▸ **AIM OF THE TASK**
Within the data that follows, how many lines carry the string "name"? Give the number alone.

▸ **RECORD EXTRACTS**
______

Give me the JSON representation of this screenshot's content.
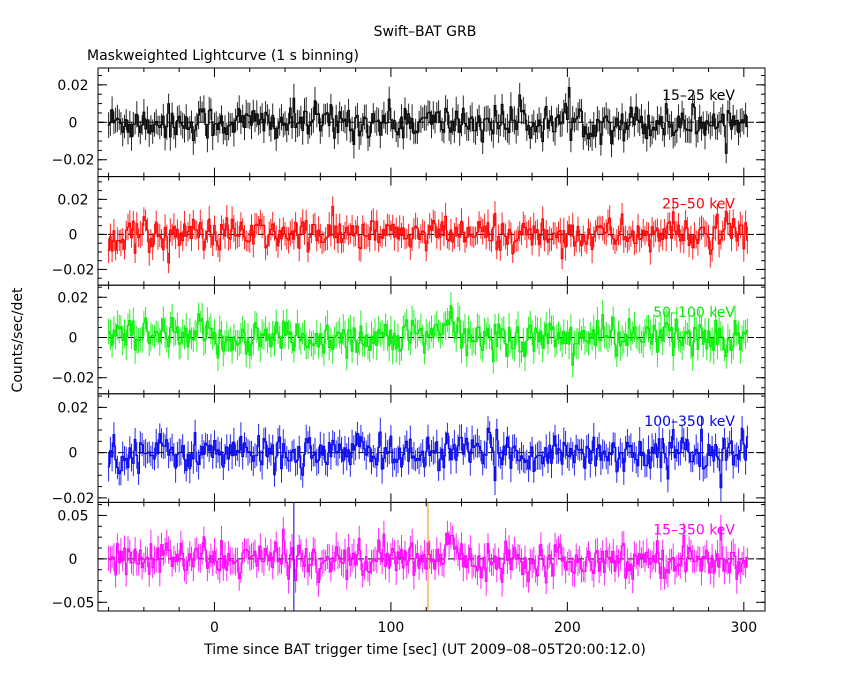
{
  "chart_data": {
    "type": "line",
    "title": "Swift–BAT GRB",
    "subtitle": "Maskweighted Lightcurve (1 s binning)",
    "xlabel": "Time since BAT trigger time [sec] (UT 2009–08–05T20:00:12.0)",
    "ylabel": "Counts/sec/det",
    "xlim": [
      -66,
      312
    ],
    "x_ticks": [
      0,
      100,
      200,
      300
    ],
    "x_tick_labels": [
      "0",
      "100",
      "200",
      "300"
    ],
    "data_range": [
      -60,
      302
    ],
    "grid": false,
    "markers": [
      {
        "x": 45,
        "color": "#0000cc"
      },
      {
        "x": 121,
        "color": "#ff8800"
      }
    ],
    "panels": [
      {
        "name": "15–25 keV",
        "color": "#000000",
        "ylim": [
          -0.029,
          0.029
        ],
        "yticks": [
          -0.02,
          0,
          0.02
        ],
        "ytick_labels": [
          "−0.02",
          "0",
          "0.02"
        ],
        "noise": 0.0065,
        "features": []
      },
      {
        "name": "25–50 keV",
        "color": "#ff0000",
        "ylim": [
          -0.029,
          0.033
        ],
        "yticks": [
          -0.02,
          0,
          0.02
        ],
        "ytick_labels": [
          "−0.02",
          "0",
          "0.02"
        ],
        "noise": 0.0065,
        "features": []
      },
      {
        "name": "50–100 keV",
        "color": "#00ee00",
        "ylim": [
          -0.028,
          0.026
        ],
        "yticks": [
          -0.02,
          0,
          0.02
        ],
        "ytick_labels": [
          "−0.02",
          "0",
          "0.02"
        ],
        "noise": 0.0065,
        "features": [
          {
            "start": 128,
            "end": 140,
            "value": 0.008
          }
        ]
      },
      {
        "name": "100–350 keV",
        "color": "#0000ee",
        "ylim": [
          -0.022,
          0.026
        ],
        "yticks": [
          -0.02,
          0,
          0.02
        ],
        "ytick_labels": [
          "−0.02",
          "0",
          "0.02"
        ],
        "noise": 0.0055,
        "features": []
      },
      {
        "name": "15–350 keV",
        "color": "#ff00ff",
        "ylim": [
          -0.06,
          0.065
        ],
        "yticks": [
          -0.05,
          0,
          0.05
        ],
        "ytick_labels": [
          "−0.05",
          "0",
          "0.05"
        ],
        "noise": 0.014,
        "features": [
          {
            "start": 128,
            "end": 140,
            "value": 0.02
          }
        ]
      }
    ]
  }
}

______

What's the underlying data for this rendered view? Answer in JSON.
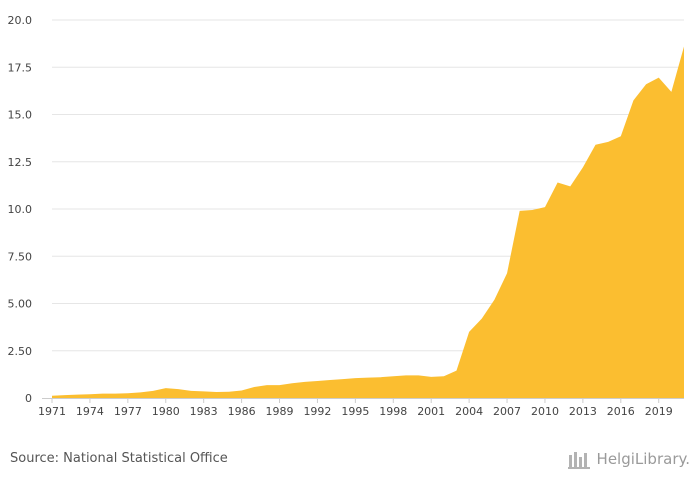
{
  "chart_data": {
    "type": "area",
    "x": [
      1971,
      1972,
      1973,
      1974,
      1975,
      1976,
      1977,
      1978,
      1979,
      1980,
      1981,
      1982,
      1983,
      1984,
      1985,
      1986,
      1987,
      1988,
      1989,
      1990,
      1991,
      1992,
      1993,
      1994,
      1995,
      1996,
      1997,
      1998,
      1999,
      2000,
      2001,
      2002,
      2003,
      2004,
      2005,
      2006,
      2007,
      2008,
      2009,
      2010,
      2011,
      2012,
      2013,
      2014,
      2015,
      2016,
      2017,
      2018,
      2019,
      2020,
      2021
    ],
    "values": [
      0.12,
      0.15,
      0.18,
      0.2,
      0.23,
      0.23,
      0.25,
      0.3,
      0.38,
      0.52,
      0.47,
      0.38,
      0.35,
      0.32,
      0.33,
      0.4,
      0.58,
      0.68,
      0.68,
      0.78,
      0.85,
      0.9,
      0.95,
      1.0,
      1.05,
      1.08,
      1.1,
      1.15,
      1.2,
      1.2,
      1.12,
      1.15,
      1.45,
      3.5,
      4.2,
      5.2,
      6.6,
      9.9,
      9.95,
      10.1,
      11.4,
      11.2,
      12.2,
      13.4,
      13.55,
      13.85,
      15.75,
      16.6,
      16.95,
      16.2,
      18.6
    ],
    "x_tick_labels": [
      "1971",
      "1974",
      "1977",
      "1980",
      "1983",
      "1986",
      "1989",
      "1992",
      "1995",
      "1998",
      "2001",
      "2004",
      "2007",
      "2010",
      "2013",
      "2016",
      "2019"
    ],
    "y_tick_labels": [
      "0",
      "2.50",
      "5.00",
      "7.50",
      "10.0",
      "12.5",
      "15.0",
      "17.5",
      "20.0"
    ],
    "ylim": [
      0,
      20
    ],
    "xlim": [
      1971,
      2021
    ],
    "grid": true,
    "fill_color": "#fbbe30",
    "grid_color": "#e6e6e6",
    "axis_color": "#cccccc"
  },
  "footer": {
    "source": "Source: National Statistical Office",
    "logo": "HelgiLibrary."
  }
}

______

▸ **FINAL RESULT**
5